(Work required): In the data below, find every line with the string "Expression" and pull it out.

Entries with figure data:
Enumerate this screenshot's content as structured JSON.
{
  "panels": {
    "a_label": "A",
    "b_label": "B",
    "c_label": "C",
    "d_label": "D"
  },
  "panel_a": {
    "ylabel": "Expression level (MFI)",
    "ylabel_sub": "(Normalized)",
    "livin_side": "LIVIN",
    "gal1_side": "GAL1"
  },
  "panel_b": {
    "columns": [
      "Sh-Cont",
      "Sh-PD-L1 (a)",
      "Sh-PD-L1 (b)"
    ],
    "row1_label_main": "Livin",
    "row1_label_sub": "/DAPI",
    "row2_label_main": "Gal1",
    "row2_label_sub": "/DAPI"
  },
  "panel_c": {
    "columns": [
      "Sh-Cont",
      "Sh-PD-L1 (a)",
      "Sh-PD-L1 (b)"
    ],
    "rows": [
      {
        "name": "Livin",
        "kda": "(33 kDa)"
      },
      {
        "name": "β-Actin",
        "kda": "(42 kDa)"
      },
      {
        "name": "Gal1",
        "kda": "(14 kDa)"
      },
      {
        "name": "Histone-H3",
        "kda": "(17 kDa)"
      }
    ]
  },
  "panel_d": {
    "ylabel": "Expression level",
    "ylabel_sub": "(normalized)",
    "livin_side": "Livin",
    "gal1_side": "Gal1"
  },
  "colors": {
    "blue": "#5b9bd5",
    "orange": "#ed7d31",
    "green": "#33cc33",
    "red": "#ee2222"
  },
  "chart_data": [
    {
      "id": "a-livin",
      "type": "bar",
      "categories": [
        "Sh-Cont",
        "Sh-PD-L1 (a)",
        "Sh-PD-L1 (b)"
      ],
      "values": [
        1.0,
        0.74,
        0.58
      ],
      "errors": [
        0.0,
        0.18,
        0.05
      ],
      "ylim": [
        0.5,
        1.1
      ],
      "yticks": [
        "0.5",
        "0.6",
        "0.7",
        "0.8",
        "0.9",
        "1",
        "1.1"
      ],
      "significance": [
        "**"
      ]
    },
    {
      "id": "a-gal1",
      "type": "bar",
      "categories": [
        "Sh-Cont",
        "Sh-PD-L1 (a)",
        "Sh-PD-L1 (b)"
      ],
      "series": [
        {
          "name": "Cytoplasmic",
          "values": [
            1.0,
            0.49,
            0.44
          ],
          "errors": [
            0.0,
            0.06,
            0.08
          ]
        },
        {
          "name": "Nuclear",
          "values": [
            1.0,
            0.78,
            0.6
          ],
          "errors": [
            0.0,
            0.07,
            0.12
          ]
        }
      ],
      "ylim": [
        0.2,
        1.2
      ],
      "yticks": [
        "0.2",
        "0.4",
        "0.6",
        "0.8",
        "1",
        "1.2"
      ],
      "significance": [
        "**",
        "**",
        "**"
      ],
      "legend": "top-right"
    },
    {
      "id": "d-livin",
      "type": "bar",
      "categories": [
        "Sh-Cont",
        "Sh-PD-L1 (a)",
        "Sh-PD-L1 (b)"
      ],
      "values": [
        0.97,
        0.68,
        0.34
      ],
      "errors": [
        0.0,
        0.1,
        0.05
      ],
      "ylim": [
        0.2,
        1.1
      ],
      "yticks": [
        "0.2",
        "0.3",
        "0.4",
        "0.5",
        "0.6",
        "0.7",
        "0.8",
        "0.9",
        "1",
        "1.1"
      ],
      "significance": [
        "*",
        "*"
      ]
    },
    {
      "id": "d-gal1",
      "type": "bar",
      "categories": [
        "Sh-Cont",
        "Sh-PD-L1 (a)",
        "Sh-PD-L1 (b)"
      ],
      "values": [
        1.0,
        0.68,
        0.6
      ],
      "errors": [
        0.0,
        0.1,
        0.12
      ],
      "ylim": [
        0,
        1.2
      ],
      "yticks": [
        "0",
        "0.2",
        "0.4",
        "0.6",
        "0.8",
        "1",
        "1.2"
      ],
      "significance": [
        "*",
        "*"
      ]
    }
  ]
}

(Completed task):
    "ylabel": "Expression level (MFI)",
    "ylabel": "Expression level",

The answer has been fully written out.